Element and coordinate records
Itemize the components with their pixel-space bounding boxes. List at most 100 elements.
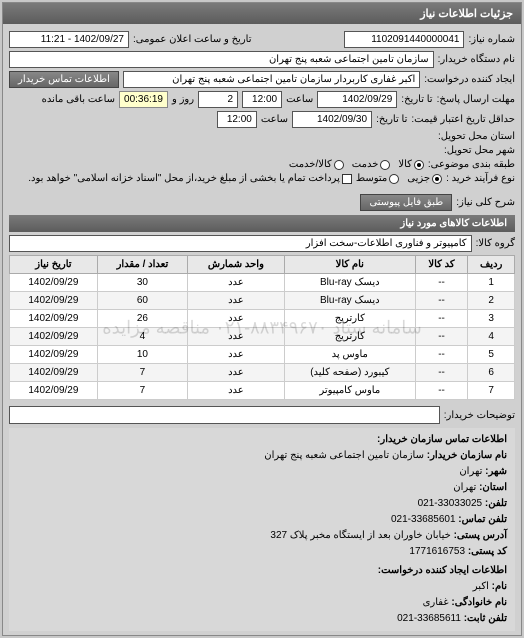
- col-unit: واحد شمارش: [188, 256, 285, 274]
- row-number: شماره نیاز: 1102091440000041 تاریخ و ساع…: [9, 31, 515, 48]
- table-cell: --: [415, 364, 467, 382]
- check-treasury[interactable]: پرداخت تمام یا بخشی از مبلغ خرید،از محل …: [28, 173, 352, 184]
- radio-kala[interactable]: کالا: [398, 159, 424, 170]
- validity-time: 12:00: [217, 111, 257, 128]
- row-province: استان محل تحویل:: [9, 131, 515, 142]
- radio-med[interactable]: متوسط: [356, 173, 399, 184]
- deadline-label: مهلت ارسال پاسخ:: [437, 94, 515, 105]
- radio-kala-label: کالا: [398, 159, 412, 170]
- contact-block: اطلاعات تماس سازمان خریدار: نام سازمان خ…: [9, 428, 515, 631]
- remain-time: 00:36:19: [119, 91, 168, 108]
- table-cell: 7: [97, 382, 187, 400]
- table-cell: --: [415, 292, 467, 310]
- c-city-label: شهر:: [485, 466, 507, 477]
- table-row: 1--دیسک Blu-rayعدد301402/09/29: [10, 274, 515, 292]
- contact-button[interactable]: اطلاعات تماس خریدار: [9, 71, 119, 88]
- row-desc: شرح کلی نیاز: طبق فایل پیوستی: [9, 194, 515, 211]
- row-deadline: مهلت ارسال پاسخ: تا تاریخ: 1402/09/29 سا…: [9, 91, 515, 108]
- c-fax-label: تلفن تماس:: [458, 514, 507, 525]
- attachment-button[interactable]: طبق فایل پیوستی: [360, 194, 452, 211]
- goods-section-title: اطلاعات کالاهای مورد نیاز: [9, 215, 515, 232]
- time-label-1: ساعت: [286, 94, 313, 105]
- table-row: 7--ماوس کامپیوترعدد71402/09/29: [10, 382, 515, 400]
- c-org-label: نام سازمان خریدار:: [427, 450, 507, 461]
- validity-to: تا تاریخ:: [376, 114, 407, 125]
- table-cell: 7: [97, 364, 187, 382]
- row-buy-type: نوع فرآیند خرید : جزیی متوسط پرداخت تمام…: [9, 173, 515, 184]
- remain-label: ساعت باقی مانده: [42, 94, 115, 105]
- buyer-note-label: توضیحات خریدار:: [444, 410, 515, 421]
- radio-icon: [389, 174, 399, 184]
- radio-med-label: متوسط: [356, 173, 387, 184]
- table-cell: 7: [468, 382, 515, 400]
- c-phone-label: تلفن:: [485, 498, 507, 509]
- c-postal: 1771616753: [409, 546, 465, 557]
- row-buyer-org: نام دستگاه خریدار: سازمان تامین اجتماعی …: [9, 51, 515, 68]
- number-label: شماره نیاز:: [468, 34, 515, 45]
- radio-icon: [414, 160, 424, 170]
- c-addr-label: آدرس پستی:: [454, 530, 507, 541]
- radio-icon: [432, 174, 442, 184]
- deadline-to: تا تاریخ:: [401, 94, 432, 105]
- deadline-date: 1402/09/29: [317, 91, 397, 108]
- row-group: گروه کالا: کامپیوتر و فناوری اطلاعات-سخت…: [9, 235, 515, 252]
- announce-label: تاریخ و ساعت اعلان عمومی:: [133, 34, 252, 45]
- validity-label: حداقل تاریخ اعتبار قیمت:: [411, 114, 515, 125]
- number-field: 1102091440000041: [344, 31, 464, 48]
- c-phone: 33033025-021: [418, 498, 483, 509]
- row-validity: حداقل تاریخ اعتبار قیمت: تا تاریخ: 1402/…: [9, 111, 515, 128]
- radio-icon: [380, 160, 390, 170]
- row-subject-class: طبقه بندی موضوعی: کالا خدمت کالا/خدمت: [9, 159, 515, 170]
- c-fax: 33685601-021: [391, 514, 456, 525]
- buyer-org-field: سازمان تامین اجتماعی شعبه پنج تهران: [9, 51, 434, 68]
- c-name: اکبر: [473, 581, 489, 592]
- radio-service[interactable]: خدمت: [352, 159, 391, 170]
- table-row: 5--ماوس پدعدد101402/09/29: [10, 346, 515, 364]
- table-cell: --: [415, 346, 467, 364]
- buy-type-label: نوع فرآیند خرید :: [446, 173, 515, 184]
- contact-title: اطلاعات تماس سازمان خریدار:: [17, 432, 507, 448]
- table-cell: 1402/09/29: [10, 328, 98, 346]
- details-panel: جزئیات اطلاعات نیاز شماره نیاز: 11020914…: [2, 2, 522, 636]
- table-cell: 2: [468, 292, 515, 310]
- row-buyer-note: توضیحات خریدار:: [9, 406, 515, 424]
- c-org: سازمان تامین اجتماعی شعبه پنج تهران: [264, 450, 424, 461]
- c-name-label: نام:: [492, 581, 507, 592]
- table-cell: عدد: [188, 292, 285, 310]
- table-row: 6--کیبورد (صفحه کلید)عدد71402/09/29: [10, 364, 515, 382]
- table-cell: 1: [468, 274, 515, 292]
- creator-field: اکبر غفاری کاربردار سازمان تامین اجتماعی…: [123, 71, 420, 88]
- row-city: شهر محل تحویل:: [9, 145, 515, 156]
- city-label: شهر محل تحویل:: [444, 145, 515, 156]
- table-cell: 1402/09/29: [10, 310, 98, 328]
- radio-both-label: کالا/خدمت: [289, 159, 332, 170]
- time-label-2: ساعت: [261, 114, 288, 125]
- c-prov-label: استان:: [479, 482, 507, 493]
- c-postal-label: کد پستی:: [468, 546, 507, 557]
- creator-title: اطلاعات ایجاد کننده درخواست:: [17, 563, 507, 579]
- announce-field: 1402/09/27 - 11:21: [9, 31, 129, 48]
- province-label: استان محل تحویل:: [438, 131, 515, 142]
- col-name: نام کالا: [284, 256, 415, 274]
- table-cell: دیسک Blu-ray: [284, 292, 415, 310]
- table-cell: 3: [468, 310, 515, 328]
- table-row: 3--کارتریجعدد261402/09/29: [10, 310, 515, 328]
- table-cell: 26: [97, 310, 187, 328]
- deadline-time: 12:00: [242, 91, 282, 108]
- table-cell: 1402/09/29: [10, 346, 98, 364]
- table-cell: ماوس کامپیوتر: [284, 382, 415, 400]
- table-cell: عدد: [188, 346, 285, 364]
- validity-date: 1402/09/30: [292, 111, 372, 128]
- table-cell: 5: [468, 346, 515, 364]
- table-row: 4--کارتریجعدد41402/09/29: [10, 328, 515, 346]
- col-date: تاریخ نیاز: [10, 256, 98, 274]
- table-row: 2--دیسک Blu-rayعدد601402/09/29: [10, 292, 515, 310]
- radio-both[interactable]: کالا/خدمت: [289, 159, 344, 170]
- group-field: کامپیوتر و فناوری اطلاعات-سخت افزار: [9, 235, 472, 252]
- table-cell: 1402/09/29: [10, 292, 98, 310]
- panel-title: جزئیات اطلاعات نیاز: [3, 3, 521, 24]
- radio-small[interactable]: جزیی: [407, 173, 442, 184]
- table-cell: 30: [97, 274, 187, 292]
- table-cell: عدد: [188, 328, 285, 346]
- table-cell: دیسک Blu-ray: [284, 274, 415, 292]
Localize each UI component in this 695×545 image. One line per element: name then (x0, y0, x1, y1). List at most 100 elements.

DO THIS: Could you extract, word for word, the stretch of the listing from the line containing "- col-unit: واحد شمارش: [188, 256, 285, 274]" through the line containing "- radio-med[interactable]: متوسط: [356, 173, 399, 184]", with both of those lines included?

RESPONSE TO THIS EXERCISE:
- col-unit: واحد شمارش: [188, 256, 285, 274]
- row-number: شماره نیاز: 1102091440000041 تاریخ و ساع…: [9, 31, 515, 48]
- table-cell: --: [415, 364, 467, 382]
- check-treasury[interactable]: پرداخت تمام یا بخشی از مبلغ خرید،از محل …: [28, 173, 352, 184]
- radio-kala[interactable]: کالا: [398, 159, 424, 170]
- validity-time: 12:00: [217, 111, 257, 128]
- row-province: استان محل تحویل:: [9, 131, 515, 142]
- radio-med[interactable]: متوسط: [356, 173, 399, 184]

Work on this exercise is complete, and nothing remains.